ITEMS
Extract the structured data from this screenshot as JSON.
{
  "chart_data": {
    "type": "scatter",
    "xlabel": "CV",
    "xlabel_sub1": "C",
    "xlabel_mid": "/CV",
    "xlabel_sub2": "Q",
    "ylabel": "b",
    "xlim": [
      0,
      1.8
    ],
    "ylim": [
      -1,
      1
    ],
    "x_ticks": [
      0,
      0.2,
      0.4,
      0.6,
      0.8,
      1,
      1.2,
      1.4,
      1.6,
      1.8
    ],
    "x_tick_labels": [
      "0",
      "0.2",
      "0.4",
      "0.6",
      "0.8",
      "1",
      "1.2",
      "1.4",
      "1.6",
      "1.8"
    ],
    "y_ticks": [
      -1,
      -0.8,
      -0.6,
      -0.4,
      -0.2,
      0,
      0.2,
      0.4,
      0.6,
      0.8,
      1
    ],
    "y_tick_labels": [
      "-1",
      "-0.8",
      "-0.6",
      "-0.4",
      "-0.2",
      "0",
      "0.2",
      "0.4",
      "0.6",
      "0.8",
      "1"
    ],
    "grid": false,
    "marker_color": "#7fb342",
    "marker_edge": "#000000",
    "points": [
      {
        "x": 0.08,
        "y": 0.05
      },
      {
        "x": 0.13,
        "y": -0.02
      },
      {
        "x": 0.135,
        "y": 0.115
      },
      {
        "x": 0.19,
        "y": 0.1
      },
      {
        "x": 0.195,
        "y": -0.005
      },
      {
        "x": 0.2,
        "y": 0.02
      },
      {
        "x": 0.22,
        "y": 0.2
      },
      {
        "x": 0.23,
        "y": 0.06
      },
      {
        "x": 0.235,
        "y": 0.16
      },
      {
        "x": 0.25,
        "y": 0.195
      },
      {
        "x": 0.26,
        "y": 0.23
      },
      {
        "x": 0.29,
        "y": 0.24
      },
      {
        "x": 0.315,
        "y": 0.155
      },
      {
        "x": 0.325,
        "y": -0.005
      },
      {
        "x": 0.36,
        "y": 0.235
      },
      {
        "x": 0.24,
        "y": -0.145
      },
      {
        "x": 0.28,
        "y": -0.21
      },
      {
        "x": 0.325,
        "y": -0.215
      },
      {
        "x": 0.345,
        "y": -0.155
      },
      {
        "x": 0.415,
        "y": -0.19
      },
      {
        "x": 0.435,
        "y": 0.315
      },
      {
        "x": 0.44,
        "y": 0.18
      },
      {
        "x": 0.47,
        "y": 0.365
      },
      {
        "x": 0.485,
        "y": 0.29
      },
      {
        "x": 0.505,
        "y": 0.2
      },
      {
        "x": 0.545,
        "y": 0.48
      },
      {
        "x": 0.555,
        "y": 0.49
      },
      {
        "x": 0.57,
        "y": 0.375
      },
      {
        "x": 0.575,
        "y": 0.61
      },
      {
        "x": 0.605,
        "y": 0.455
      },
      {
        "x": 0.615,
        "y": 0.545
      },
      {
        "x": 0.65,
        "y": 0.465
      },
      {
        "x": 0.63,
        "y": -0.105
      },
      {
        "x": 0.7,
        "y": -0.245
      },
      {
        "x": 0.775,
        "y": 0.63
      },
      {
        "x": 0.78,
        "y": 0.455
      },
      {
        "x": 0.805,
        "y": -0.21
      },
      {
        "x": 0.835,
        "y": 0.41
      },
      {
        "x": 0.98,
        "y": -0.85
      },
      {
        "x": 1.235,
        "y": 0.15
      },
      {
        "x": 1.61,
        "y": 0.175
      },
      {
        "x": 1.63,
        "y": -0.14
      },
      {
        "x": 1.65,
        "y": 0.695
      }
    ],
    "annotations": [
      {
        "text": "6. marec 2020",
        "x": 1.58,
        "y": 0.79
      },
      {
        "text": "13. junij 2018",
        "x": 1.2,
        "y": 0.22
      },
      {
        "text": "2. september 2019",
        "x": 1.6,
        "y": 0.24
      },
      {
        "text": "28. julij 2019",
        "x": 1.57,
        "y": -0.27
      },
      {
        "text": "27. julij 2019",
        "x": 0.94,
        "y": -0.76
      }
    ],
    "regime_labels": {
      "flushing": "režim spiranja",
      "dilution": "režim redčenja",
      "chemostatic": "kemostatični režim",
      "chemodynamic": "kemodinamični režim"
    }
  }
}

EXERCISE
Go over the data above and copy every line that has the word "režim" in it.

RESULT OF THIS TASK
      "flushing": "režim spiranja",
      "dilution": "režim redčenja",
      "chemostatic": "kemostatični režim",
      "chemodynamic": "kemodinamični režim"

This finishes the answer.